Count how many lines have the word "text" in them. Reply with that number by itself.

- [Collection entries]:
============

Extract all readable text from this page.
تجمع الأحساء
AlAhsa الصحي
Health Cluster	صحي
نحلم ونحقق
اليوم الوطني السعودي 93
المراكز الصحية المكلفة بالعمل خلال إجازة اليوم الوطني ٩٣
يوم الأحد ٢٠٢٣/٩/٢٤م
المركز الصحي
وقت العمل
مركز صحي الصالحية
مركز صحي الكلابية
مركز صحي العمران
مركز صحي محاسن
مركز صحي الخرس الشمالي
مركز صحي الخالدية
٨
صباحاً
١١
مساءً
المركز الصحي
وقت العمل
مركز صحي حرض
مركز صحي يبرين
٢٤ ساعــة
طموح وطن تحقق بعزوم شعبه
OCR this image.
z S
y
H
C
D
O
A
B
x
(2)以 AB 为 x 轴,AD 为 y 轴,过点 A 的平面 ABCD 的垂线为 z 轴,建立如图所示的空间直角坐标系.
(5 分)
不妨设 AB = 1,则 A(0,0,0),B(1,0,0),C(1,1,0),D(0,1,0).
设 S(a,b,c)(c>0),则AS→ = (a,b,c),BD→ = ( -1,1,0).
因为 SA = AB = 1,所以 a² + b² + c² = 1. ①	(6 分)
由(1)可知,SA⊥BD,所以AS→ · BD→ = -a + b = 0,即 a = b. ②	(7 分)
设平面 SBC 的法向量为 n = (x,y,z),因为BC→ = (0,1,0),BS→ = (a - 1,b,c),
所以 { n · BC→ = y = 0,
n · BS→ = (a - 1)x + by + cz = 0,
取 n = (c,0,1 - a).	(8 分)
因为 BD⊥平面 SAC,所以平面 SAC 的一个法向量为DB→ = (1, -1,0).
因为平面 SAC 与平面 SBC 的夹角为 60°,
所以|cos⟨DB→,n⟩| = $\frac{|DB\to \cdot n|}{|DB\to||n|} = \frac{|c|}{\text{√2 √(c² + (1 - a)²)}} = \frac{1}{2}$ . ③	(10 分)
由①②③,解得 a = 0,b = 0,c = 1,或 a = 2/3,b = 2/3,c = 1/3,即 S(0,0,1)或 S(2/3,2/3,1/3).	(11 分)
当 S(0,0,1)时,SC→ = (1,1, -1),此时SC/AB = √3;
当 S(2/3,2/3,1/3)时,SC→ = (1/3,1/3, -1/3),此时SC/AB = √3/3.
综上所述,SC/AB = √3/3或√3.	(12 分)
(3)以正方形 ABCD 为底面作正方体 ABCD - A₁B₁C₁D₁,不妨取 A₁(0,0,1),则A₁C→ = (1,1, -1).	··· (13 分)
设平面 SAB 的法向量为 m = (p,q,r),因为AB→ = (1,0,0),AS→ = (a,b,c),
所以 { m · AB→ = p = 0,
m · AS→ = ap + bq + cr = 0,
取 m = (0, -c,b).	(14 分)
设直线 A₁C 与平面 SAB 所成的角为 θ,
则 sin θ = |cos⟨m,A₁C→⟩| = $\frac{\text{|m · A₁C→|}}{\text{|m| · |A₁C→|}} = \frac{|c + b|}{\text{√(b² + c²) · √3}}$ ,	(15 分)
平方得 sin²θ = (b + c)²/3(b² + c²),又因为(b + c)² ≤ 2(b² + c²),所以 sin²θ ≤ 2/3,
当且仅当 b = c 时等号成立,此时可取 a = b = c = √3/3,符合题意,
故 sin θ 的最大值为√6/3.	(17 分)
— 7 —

============

- [RESULT FOR THIS EXERCISE]: 3